#### TRECHO DO TEXTO
O ministro Alexandre de Moraes, do Supremo Tribunal Federal (STF), concedeu liminar para suspender a Portaria nº 5.157/2025, que instituiu a “Força-Tarefa Ananindeua” no âmbito do Ministério Público do Pará. A decisão também paralisa todos os inquéritos e procedimentos criminais instaurados a partir da portaria, até o julgamento definitivo da reclamação apresentada pela Câmara Municipal de Ananindeua.
Na determinação, Moraes destacou que a medida do Ministério Público Estadual concedia à força-tarefa poderes “amplos, genéricos e ilimitados” de investigação e acusação, extrapolando as atribuições previstas em lei. O ministro determinou ainda que a Procuradoria-Geral de Justiça do Pará apresente informações no prazo de dez dias, após o qual o processo seguirá para análise da Procuradoria-Geral da República.

#### TRECHOS DO MATERIAL

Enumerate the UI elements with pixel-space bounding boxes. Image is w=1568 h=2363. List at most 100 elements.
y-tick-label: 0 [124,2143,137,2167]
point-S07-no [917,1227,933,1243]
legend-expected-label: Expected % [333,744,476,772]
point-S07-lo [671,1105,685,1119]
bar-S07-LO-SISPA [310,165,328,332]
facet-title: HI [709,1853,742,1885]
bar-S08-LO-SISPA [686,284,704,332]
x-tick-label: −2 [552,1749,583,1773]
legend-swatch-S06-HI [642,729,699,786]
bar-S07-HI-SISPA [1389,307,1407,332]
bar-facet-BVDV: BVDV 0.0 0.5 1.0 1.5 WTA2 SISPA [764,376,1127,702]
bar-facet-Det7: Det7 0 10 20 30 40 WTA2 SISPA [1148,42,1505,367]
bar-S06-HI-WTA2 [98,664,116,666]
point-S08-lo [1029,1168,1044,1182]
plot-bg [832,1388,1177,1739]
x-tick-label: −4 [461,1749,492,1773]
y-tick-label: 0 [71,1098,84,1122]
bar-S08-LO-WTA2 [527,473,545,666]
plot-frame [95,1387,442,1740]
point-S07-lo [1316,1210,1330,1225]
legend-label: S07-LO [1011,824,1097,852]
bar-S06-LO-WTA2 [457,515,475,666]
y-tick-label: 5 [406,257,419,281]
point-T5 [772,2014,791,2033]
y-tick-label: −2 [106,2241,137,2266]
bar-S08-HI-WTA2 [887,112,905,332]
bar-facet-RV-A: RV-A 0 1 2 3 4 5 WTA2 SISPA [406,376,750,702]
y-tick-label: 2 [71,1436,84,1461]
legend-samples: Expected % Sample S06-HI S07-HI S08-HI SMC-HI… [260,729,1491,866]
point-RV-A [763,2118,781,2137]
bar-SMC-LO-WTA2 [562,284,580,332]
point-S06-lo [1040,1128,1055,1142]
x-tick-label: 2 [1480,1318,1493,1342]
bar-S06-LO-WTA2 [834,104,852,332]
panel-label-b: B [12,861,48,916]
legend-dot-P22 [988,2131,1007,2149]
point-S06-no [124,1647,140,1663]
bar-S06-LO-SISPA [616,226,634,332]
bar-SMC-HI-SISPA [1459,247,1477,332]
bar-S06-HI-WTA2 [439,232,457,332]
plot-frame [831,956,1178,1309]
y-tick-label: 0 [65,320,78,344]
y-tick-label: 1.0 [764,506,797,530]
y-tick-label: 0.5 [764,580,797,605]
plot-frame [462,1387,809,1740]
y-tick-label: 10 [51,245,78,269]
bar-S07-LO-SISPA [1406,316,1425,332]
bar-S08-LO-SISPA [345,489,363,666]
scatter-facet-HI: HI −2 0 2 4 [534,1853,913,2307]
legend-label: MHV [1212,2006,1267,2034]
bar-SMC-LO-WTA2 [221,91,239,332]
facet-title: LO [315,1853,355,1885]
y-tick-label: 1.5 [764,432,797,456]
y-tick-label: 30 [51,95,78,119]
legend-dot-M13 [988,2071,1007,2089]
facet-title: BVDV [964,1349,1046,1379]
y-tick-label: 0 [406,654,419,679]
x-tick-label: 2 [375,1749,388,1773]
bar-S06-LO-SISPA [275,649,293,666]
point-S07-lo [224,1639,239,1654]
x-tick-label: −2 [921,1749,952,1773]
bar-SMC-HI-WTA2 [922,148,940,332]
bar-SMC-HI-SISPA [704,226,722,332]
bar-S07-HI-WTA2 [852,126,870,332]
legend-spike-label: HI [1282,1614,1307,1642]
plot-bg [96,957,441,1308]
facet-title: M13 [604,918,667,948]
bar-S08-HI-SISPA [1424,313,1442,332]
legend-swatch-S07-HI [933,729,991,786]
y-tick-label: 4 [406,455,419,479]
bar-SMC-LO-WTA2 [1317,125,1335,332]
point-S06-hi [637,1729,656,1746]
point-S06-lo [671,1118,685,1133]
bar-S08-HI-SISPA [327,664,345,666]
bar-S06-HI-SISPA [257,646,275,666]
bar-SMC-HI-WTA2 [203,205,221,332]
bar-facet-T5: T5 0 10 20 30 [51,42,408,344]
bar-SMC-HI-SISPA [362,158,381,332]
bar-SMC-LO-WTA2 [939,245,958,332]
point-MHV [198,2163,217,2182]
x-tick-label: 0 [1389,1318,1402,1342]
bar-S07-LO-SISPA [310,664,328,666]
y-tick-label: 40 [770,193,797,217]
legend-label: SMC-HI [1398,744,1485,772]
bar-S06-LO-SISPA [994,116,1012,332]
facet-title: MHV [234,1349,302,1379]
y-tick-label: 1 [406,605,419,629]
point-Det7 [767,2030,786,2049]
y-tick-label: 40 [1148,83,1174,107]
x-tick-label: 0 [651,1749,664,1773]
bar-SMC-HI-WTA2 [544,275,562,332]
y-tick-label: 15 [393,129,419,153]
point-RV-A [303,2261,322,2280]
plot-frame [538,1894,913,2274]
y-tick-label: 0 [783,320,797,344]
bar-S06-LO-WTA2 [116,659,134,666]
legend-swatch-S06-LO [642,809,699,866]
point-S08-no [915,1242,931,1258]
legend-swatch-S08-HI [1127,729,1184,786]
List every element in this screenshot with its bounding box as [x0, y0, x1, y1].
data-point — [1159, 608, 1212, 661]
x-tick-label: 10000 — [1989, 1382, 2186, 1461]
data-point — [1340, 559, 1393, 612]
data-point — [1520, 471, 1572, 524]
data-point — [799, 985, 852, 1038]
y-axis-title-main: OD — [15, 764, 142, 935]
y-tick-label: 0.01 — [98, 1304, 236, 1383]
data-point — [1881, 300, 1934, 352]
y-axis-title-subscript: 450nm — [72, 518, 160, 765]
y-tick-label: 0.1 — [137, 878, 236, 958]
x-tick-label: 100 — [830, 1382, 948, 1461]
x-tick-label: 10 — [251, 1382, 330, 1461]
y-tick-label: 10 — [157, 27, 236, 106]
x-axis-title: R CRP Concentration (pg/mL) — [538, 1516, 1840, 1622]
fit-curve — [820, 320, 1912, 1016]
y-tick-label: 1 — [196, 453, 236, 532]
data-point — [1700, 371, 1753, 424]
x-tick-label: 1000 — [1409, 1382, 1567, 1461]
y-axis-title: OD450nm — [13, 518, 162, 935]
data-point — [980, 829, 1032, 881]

#### TAREFAS A EXECUTAR
[A] Segundo o trecho do texto, em quanto tempo a Procuradoria-Geral de Justiça do Pará deve apresentar informações?
[B] Indique se cada afirmação concorda com o trecho do texto, respondendo sim ou não e citando as palavras decisivas: (i) a reclamação foi apresentada pela Câmara Municipal de Ananindeua; (ii) a decisão de Moraes encerra definitivamente a reclamação; (iii) depois do prazo, o processo vai para análise da Procuradoria-Geral da República.

#### RESPOSTAS EM ORDEM
[A] No prazo de dez dias.

[B]
(i) Sim: "reclamação apresentada pela Câmara Municipal de Ananindeua".
(ii) Não: "concedeu liminar" e "até o julgamento definitivo da reclamação".
(iii) Sim: "o processo seguirá para análise da Procuradoria-Geral da República".